▶ **Task statement**: Scan the data below and pick out the lines containing the word "think".

-------- Supplied records

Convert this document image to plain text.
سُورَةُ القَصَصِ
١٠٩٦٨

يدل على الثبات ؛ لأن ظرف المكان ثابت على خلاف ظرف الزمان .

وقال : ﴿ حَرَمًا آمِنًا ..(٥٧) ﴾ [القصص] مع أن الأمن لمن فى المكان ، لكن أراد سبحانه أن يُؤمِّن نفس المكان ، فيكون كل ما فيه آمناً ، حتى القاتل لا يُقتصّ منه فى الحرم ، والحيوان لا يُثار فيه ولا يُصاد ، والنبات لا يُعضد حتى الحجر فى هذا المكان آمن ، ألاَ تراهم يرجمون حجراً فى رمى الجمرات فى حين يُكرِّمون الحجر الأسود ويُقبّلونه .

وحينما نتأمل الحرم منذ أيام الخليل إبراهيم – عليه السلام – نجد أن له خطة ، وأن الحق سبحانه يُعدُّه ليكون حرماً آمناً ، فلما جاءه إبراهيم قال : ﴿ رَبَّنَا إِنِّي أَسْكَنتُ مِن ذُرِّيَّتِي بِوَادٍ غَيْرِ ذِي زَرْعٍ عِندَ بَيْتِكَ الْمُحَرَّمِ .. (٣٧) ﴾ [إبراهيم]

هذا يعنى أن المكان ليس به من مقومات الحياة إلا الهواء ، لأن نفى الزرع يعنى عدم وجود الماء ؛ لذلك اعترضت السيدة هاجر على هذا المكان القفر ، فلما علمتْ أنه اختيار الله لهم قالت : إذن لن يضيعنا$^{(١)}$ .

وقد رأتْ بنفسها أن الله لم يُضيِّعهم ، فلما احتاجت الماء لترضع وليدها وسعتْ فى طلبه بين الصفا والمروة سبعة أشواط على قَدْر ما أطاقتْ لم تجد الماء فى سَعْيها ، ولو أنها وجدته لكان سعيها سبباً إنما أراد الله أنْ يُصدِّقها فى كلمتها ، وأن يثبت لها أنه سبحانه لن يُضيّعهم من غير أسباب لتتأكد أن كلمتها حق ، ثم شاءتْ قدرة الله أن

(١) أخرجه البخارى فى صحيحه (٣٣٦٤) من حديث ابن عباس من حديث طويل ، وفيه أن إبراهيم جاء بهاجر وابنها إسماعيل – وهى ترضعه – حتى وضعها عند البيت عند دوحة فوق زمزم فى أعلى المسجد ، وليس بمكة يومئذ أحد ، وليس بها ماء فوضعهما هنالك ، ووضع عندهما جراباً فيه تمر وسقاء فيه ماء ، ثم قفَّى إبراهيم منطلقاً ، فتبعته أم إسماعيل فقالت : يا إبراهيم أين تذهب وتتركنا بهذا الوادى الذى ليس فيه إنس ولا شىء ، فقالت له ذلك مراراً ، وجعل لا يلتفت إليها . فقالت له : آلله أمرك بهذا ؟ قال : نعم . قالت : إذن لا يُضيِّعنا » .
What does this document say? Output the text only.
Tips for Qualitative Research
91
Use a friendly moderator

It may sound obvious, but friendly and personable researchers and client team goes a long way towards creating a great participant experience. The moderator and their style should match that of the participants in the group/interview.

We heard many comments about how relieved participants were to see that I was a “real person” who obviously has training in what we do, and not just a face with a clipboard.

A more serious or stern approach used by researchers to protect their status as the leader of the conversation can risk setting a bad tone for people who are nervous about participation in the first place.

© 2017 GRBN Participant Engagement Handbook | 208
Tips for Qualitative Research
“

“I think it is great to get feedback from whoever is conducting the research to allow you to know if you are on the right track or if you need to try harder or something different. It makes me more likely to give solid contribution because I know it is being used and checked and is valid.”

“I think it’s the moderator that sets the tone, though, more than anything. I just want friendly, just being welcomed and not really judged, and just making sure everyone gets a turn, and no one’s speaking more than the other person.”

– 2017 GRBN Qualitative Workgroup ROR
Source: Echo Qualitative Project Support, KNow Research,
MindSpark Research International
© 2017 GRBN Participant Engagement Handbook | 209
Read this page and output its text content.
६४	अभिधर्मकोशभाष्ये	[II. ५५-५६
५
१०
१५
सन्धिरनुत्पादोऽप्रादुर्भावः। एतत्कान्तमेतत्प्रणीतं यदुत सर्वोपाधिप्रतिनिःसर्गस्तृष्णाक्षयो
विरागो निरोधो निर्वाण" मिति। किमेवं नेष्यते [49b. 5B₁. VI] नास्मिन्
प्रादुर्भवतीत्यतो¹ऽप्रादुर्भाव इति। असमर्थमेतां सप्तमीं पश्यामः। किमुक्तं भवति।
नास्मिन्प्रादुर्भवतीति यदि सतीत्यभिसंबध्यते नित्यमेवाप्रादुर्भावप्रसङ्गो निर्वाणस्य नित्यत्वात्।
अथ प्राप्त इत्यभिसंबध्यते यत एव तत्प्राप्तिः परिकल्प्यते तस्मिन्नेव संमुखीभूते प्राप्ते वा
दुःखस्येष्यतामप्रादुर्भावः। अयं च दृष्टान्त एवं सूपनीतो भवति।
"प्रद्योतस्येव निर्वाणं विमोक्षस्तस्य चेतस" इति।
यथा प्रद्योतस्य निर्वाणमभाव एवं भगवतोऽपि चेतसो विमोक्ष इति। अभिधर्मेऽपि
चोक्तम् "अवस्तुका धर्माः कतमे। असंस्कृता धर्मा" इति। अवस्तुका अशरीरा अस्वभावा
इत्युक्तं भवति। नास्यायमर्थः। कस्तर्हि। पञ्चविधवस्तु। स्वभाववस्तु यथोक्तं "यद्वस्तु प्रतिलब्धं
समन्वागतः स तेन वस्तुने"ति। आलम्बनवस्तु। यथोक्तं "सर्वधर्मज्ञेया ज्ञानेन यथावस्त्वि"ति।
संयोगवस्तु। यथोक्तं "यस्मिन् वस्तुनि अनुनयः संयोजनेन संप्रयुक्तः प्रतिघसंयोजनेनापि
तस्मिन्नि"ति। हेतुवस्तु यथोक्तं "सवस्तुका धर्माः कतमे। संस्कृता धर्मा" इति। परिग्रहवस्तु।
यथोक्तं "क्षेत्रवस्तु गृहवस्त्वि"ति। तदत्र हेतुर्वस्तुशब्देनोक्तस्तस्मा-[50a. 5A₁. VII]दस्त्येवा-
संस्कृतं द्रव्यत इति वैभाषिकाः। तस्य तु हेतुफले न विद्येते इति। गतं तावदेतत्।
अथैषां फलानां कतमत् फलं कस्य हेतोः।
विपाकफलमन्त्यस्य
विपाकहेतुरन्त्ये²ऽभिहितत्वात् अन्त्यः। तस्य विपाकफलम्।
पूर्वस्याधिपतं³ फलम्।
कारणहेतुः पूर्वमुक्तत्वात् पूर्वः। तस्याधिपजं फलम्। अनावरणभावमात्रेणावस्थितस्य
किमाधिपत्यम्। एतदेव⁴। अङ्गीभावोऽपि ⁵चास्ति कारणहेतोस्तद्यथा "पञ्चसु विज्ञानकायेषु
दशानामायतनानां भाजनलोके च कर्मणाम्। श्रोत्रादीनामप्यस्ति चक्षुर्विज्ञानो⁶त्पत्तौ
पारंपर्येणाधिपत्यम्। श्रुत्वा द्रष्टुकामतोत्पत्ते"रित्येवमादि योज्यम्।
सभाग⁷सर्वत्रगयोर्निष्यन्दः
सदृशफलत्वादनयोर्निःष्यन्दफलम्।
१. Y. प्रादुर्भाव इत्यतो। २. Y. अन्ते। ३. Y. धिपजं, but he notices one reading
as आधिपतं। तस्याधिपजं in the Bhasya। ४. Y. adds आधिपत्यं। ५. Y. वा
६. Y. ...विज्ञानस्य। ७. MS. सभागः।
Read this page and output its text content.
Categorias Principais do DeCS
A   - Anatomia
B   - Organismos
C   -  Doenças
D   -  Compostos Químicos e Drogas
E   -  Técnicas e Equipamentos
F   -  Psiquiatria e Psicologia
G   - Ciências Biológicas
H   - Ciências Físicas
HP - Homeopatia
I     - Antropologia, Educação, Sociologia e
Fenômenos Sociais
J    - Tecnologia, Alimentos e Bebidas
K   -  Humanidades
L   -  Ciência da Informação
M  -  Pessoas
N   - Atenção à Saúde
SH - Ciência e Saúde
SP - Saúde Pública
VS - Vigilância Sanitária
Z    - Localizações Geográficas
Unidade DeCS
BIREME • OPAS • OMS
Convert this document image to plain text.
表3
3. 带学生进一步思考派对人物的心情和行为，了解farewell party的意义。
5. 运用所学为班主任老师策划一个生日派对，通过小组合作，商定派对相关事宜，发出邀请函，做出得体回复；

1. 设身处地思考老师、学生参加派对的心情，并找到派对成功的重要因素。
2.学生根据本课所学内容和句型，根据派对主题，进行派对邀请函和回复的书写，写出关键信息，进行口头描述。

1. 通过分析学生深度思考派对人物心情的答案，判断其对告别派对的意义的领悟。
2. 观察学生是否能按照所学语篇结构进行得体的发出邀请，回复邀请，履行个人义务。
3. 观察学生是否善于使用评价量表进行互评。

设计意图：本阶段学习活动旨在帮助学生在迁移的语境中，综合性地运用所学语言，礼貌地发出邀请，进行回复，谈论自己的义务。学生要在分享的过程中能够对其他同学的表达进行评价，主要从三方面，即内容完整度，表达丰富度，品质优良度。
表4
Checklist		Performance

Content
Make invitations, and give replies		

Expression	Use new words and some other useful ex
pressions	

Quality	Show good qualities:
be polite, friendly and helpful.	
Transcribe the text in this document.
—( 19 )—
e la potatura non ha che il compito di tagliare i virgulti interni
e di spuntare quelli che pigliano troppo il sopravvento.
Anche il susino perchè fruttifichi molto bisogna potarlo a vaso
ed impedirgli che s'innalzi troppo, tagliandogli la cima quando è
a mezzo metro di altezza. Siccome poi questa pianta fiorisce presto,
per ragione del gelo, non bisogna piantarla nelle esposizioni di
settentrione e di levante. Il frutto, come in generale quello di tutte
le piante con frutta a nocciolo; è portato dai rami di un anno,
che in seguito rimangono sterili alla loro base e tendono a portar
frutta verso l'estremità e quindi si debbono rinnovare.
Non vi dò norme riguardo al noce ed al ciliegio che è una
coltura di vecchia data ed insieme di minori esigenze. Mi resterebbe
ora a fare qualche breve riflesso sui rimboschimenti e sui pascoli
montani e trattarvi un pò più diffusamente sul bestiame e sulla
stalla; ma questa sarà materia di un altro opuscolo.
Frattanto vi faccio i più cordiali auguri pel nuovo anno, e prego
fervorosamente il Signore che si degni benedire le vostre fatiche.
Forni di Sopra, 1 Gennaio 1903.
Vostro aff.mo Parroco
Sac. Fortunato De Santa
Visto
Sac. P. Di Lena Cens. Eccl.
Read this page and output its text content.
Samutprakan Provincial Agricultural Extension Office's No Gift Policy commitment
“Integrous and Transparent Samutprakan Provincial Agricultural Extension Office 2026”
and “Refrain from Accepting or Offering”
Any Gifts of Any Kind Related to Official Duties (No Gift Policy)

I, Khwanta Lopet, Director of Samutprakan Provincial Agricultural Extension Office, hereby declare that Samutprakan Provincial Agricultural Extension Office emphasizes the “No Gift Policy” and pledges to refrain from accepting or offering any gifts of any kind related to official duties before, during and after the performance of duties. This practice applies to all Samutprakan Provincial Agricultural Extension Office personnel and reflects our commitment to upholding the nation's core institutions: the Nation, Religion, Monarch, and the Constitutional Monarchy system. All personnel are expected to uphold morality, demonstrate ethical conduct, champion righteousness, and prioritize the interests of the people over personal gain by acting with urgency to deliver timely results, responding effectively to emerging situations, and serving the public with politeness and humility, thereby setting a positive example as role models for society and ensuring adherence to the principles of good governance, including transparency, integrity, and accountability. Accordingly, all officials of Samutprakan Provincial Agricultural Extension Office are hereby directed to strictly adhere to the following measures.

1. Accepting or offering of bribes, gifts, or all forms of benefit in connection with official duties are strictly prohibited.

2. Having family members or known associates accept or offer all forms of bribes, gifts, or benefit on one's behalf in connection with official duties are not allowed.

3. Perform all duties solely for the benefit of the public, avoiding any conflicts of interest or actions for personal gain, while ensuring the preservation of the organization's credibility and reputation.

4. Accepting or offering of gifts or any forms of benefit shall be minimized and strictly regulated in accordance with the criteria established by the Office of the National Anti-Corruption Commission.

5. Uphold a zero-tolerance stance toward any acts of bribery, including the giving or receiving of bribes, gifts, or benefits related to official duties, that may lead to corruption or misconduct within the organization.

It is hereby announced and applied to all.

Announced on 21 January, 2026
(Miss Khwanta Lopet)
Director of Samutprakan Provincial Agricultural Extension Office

----------------

▶ **Result**:
“I think it is great to get feedback from whoever is conducting the research to allow you to know if you are on the right track or if you need to try harder or something different. It makes me more likely to give solid contribution because I know it is being used and checked and is valid.”
“I think it’s the moderator that sets the tone, though, more than anything. I just want friendly, just being welcomed and not really judged, and just making sure everyone gets a turn, and no one’s speaking more than the other person.”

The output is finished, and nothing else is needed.